THE REQUEST »
Search the material for the string "pocket", then report how many lines hold it, with no other text.

ENTRIES SUPPLIED »

▼▼▼

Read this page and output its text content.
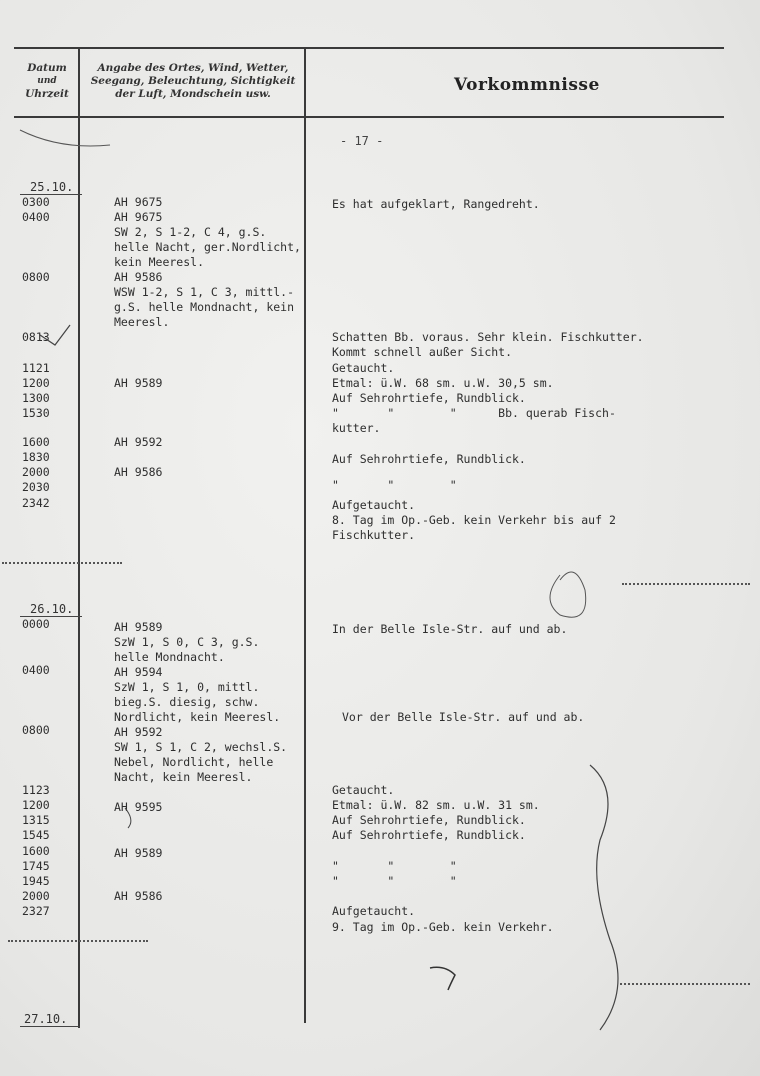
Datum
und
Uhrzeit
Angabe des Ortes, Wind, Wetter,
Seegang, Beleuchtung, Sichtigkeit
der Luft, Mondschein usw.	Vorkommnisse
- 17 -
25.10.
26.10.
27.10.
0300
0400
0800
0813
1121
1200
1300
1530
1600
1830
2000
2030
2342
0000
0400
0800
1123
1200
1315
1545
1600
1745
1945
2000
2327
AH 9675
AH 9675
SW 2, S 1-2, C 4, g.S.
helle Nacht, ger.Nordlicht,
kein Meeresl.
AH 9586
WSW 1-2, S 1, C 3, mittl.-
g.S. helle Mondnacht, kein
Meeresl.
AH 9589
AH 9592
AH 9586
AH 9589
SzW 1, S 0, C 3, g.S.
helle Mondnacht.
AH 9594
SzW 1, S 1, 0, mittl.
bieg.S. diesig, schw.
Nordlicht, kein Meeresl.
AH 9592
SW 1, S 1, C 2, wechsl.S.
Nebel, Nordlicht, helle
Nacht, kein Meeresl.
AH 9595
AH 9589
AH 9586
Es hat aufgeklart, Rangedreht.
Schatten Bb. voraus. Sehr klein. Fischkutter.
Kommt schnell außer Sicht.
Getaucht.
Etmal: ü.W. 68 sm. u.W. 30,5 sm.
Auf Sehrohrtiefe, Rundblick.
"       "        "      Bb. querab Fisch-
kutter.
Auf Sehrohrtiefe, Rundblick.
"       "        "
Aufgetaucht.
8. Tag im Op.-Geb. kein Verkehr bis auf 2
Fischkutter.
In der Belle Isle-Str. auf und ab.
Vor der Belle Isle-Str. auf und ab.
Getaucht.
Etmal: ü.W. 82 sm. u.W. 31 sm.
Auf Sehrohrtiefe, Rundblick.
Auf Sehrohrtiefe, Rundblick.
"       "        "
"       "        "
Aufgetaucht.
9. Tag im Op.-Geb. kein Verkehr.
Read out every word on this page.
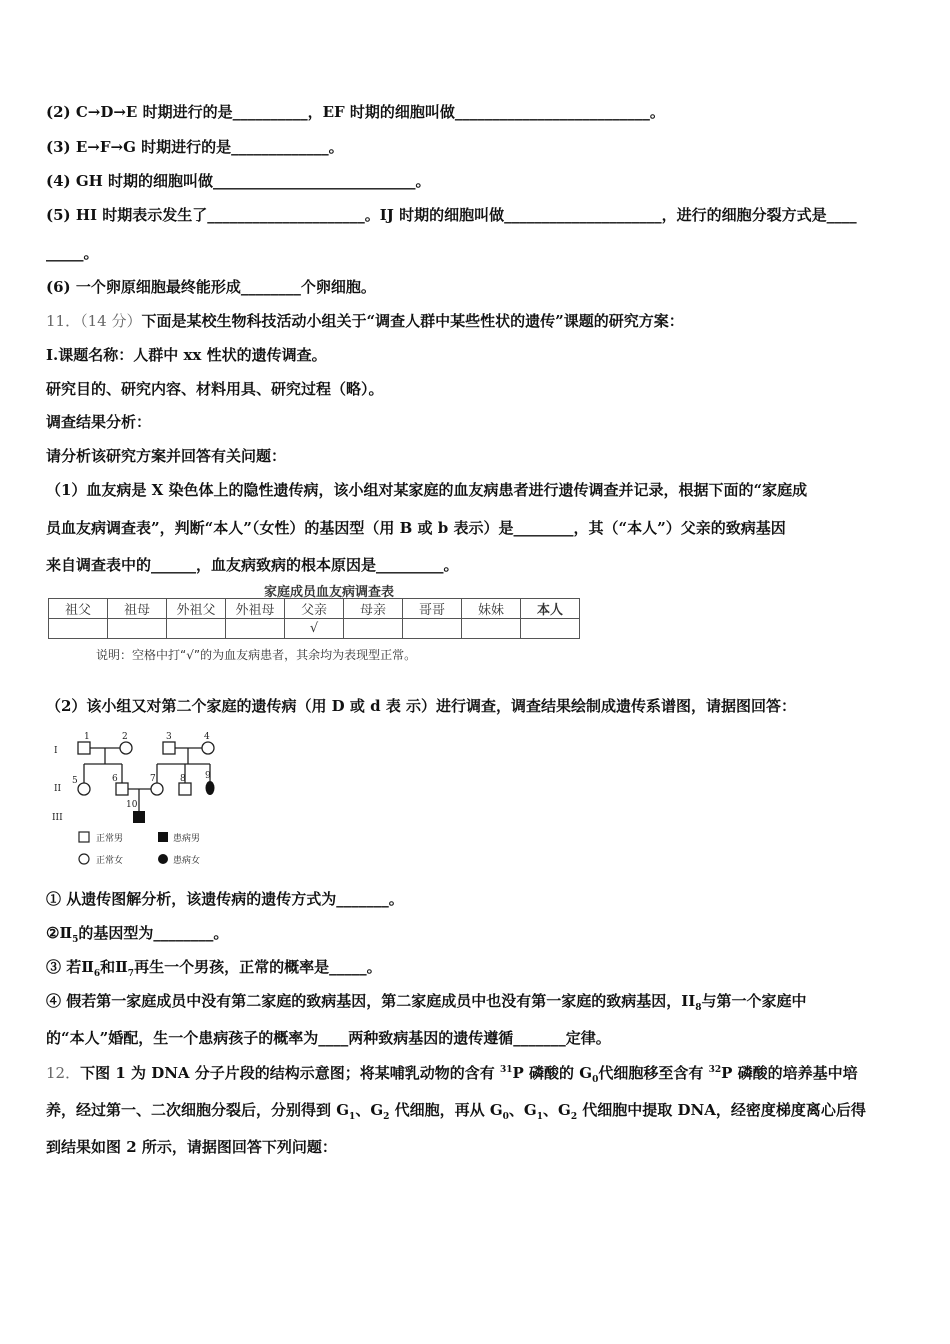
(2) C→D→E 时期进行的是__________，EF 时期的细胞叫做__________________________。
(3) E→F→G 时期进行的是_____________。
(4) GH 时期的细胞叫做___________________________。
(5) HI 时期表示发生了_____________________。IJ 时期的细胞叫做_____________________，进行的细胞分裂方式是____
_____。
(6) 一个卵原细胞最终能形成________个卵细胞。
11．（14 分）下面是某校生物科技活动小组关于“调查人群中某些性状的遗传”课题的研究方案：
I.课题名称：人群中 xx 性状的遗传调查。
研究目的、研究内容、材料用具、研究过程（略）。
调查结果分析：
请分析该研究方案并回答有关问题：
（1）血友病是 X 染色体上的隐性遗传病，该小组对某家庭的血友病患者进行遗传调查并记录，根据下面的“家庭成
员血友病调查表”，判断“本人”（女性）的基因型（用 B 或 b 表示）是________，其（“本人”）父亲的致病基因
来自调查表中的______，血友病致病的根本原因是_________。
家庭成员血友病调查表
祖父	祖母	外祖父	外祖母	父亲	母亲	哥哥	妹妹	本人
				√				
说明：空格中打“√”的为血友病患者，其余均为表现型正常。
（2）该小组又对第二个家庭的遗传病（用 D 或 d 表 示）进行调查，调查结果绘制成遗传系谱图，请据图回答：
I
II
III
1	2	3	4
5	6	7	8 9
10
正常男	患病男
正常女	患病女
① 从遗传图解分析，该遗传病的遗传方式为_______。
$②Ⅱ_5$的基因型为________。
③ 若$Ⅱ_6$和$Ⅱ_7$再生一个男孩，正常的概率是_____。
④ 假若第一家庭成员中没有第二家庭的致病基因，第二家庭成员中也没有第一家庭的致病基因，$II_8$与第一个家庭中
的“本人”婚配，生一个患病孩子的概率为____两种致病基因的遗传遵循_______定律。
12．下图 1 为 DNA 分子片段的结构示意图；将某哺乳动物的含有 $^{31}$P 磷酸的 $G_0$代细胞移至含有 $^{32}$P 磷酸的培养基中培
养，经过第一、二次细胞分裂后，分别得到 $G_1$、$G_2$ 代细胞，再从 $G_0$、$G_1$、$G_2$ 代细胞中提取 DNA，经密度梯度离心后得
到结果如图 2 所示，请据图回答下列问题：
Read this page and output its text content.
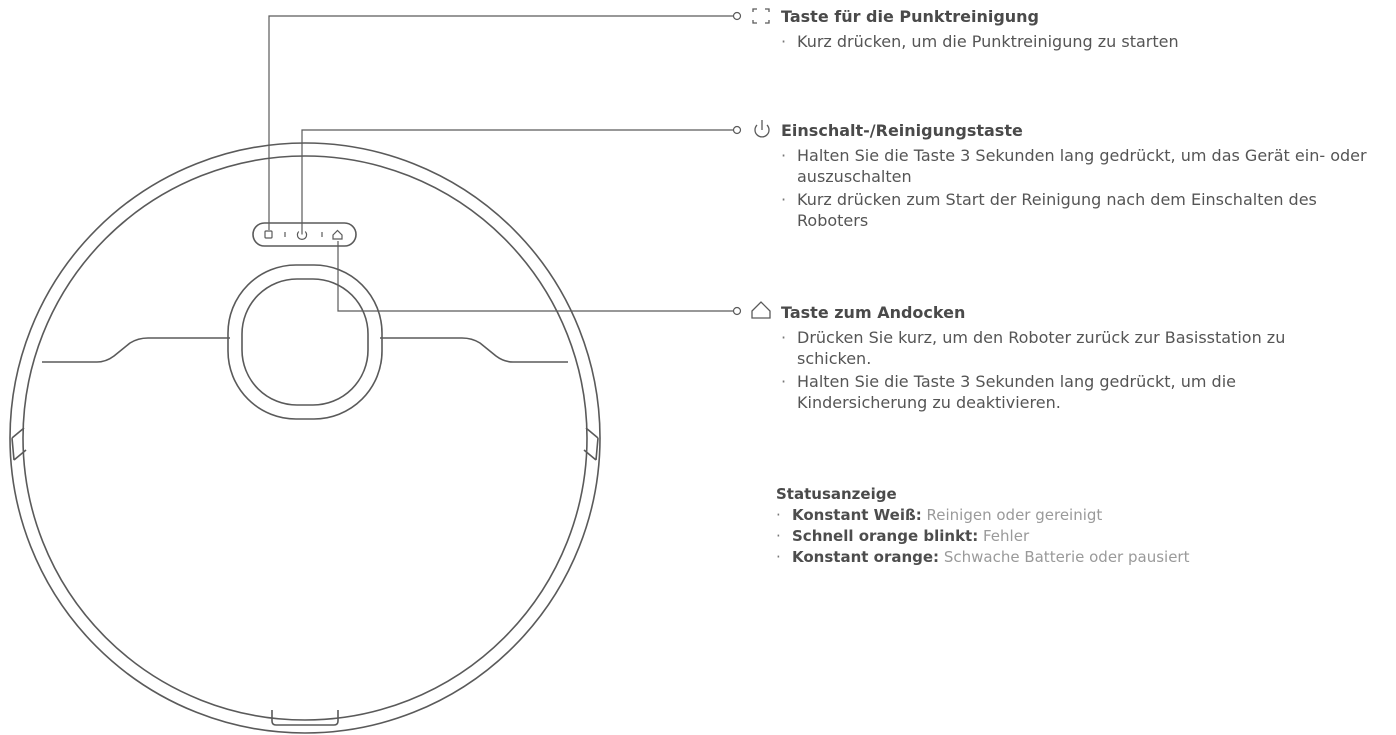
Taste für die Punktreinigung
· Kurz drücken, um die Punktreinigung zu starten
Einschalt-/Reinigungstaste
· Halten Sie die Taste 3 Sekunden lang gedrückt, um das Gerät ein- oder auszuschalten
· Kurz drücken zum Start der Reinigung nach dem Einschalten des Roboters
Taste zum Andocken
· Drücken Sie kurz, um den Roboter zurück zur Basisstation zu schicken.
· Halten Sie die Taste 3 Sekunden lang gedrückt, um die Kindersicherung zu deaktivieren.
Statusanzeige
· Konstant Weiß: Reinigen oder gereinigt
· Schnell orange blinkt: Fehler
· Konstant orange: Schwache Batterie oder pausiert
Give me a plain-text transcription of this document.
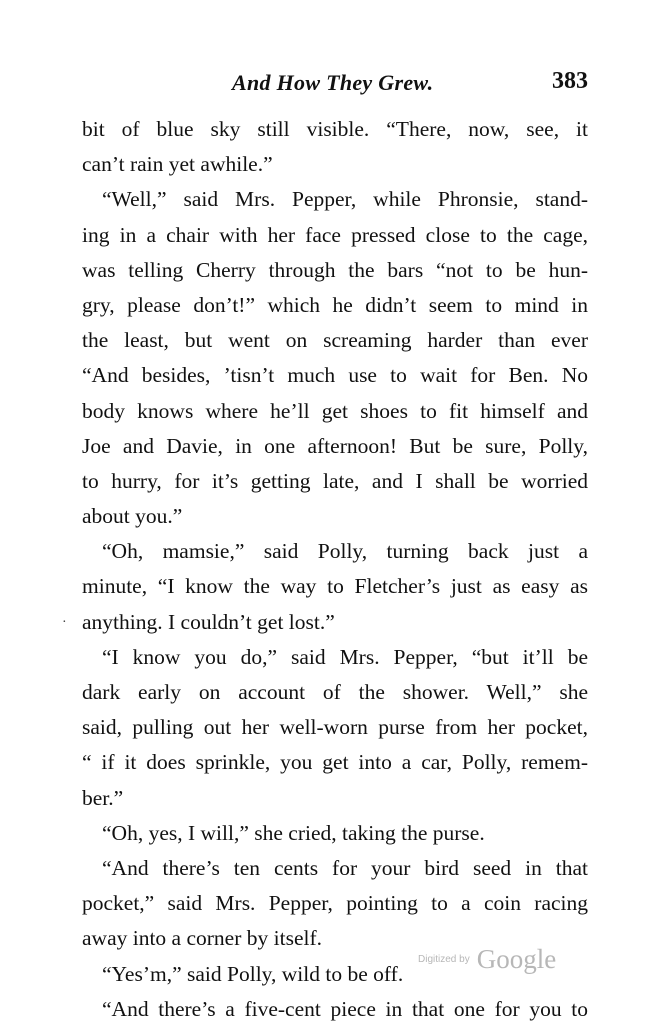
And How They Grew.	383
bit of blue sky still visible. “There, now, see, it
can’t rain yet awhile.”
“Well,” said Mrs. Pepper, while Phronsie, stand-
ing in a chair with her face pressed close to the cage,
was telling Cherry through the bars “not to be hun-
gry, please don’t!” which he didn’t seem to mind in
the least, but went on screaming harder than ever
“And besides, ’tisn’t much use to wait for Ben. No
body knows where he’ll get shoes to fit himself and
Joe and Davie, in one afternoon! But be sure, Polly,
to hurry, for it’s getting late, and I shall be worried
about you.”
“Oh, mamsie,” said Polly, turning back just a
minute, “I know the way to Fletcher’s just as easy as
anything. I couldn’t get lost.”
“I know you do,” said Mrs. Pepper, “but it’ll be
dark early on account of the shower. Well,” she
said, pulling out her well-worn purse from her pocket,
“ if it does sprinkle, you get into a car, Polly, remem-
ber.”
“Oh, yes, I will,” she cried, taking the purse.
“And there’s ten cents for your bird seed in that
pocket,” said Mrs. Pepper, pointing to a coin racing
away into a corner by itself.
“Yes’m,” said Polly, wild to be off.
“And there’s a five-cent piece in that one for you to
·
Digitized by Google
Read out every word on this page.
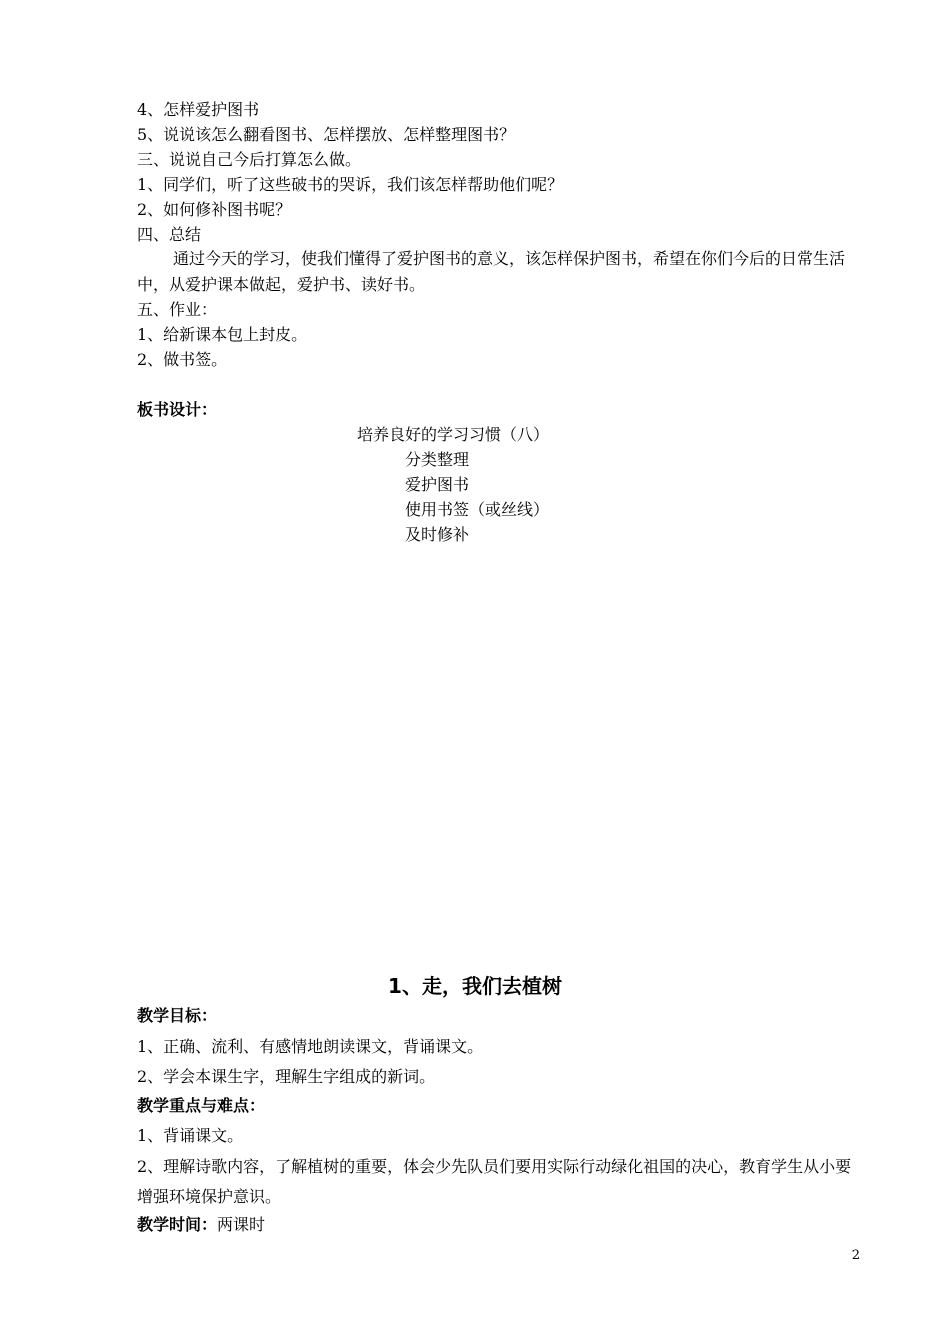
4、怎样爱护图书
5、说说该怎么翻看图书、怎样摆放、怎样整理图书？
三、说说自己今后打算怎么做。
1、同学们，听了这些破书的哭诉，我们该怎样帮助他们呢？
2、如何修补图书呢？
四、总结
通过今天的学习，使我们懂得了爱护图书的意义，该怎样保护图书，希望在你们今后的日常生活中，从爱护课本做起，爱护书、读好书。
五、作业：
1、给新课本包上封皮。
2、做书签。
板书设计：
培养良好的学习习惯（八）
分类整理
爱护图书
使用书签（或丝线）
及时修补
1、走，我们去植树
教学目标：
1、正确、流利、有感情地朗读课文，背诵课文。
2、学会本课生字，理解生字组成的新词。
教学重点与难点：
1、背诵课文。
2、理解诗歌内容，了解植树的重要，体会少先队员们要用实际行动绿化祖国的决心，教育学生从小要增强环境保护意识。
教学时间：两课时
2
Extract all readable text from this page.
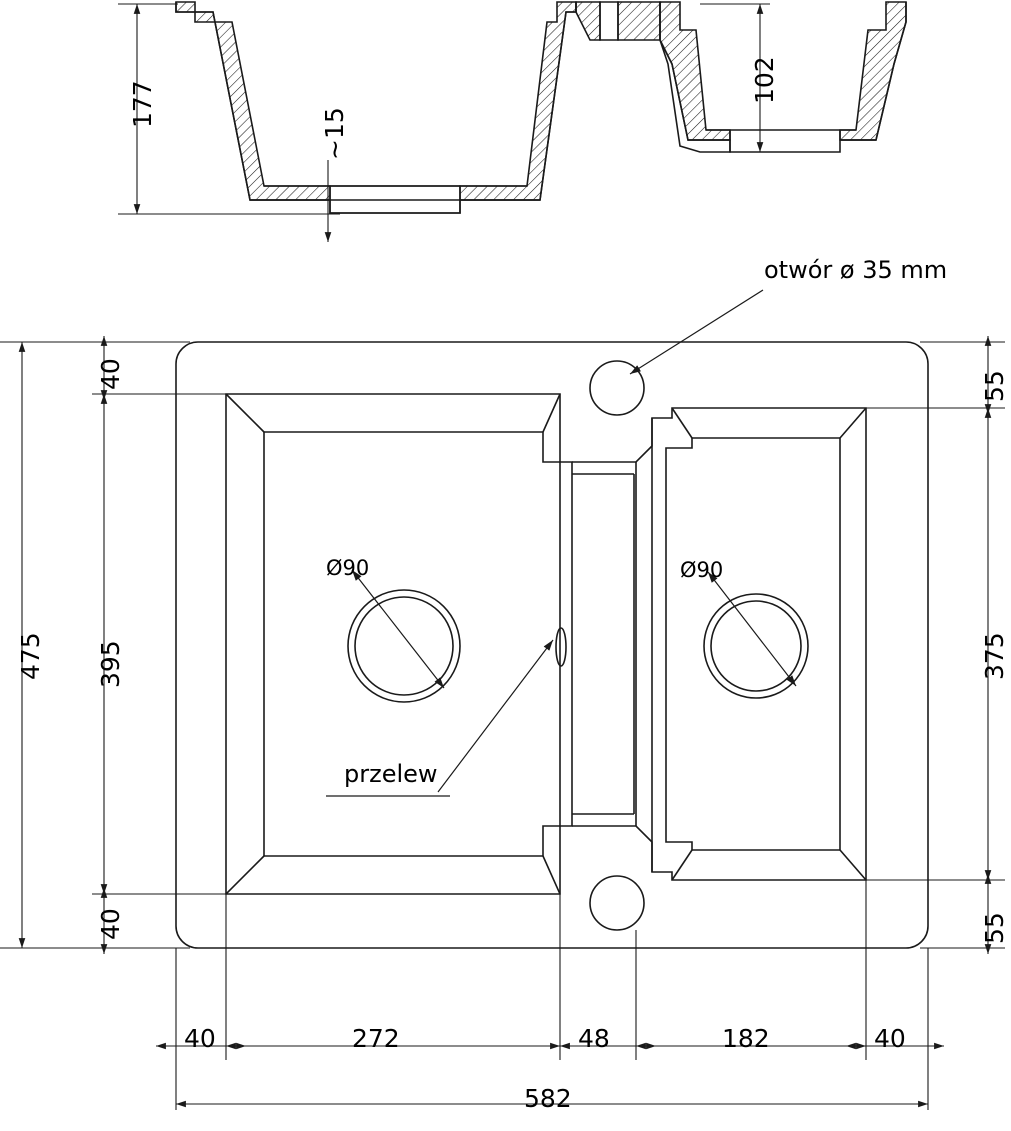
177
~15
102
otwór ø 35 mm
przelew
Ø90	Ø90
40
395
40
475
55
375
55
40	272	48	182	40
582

▲▲▲

RESPONSE TO THE EXERCISE »
2